(Entries with figure data)
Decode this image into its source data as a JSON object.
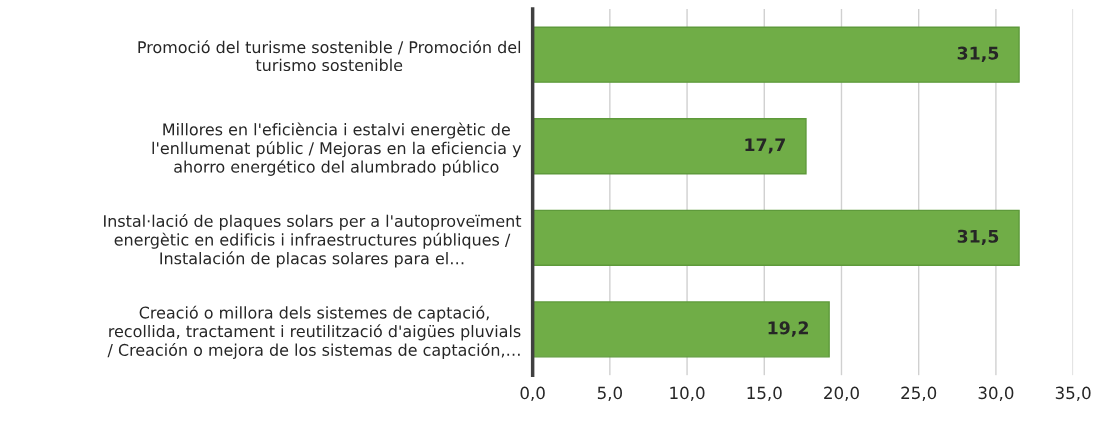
{
  "chart_data": {
    "type": "bar",
    "orientation": "horizontal",
    "categories": [
      "Promoció del turisme sostenible / Promoción del\nturismo sostenible",
      "Millores en l'eficiència i estalvi energètic de\nl'enllumenat públic / Mejoras en la eficiencia y\nahorro energético del alumbrado público",
      "Instal·lació de plaques solars per a l'autoproveïment\nenergètic en edificis i infraestructures públiques /\nInstalación de placas solares para el…",
      "Creació o millora dels sistemes de captació,\nrecollida, tractament i reutilització d'aigües pluvials\n/ Creación o mejora de los sistemas de captación,…"
    ],
    "values": [
      31.5,
      17.7,
      31.5,
      19.2
    ],
    "value_labels": [
      "31,5",
      "17,7",
      "31,5",
      "19,2"
    ],
    "color": "#70ad47",
    "xlim": [
      0,
      35
    ],
    "xticks": [
      {
        "value": 0,
        "label": "0,0"
      },
      {
        "value": 5,
        "label": "5,0"
      },
      {
        "value": 10,
        "label": "10,0"
      },
      {
        "value": 15,
        "label": "15,0"
      },
      {
        "value": 20,
        "label": "20,0"
      },
      {
        "value": 25,
        "label": "25,0"
      },
      {
        "value": 30,
        "label": "30,0"
      },
      {
        "value": 35,
        "label": "35,0"
      }
    ],
    "grid": "x",
    "legend": false
  }
}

TASK INSTRUCTIONS:
Omit all pictures while transcribing the entries verbatim.

PROBLEM SOLUTION:
Decode this image into its source data as a JSON object.
{
  "chart_data": {
    "type": "bar",
    "orientation": "horizontal",
    "categories": [
      "Promoció del turisme sostenible / Promoción del\nturismo sostenible",
      "Millores en l'eficiència i estalvi energètic de\nl'enllumenat públic / Mejoras en la eficiencia y\nahorro energético del alumbrado público",
      "Instal·lació de plaques solars per a l'autoproveïment\nenergètic en edificis i infraestructures públiques /\nInstalación de placas solares para el…",
      "Creació o millora dels sistemes de captació,\nrecollida, tractament i reutilització d'aigües pluvials\n/ Creación o mejora de los sistemas de captación,…"
    ],
    "values": [
      31.5,
      17.7,
      31.5,
      19.2
    ],
    "value_labels": [
      "31,5",
      "17,7",
      "31,5",
      "19,2"
    ],
    "color": "#70ad47",
    "xlim": [
      0,
      35
    ],
    "xticks": [
      {
        "value": 0,
        "label": "0,0"
      },
      {
        "value": 5,
        "label": "5,0"
      },
      {
        "value": 10,
        "label": "10,0"
      },
      {
        "value": 15,
        "label": "15,0"
      },
      {
        "value": 20,
        "label": "20,0"
      },
      {
        "value": 25,
        "label": "25,0"
      },
      {
        "value": 30,
        "label": "30,0"
      },
      {
        "value": 35,
        "label": "35,0"
      }
    ],
    "grid": "x",
    "legend": false
  }
}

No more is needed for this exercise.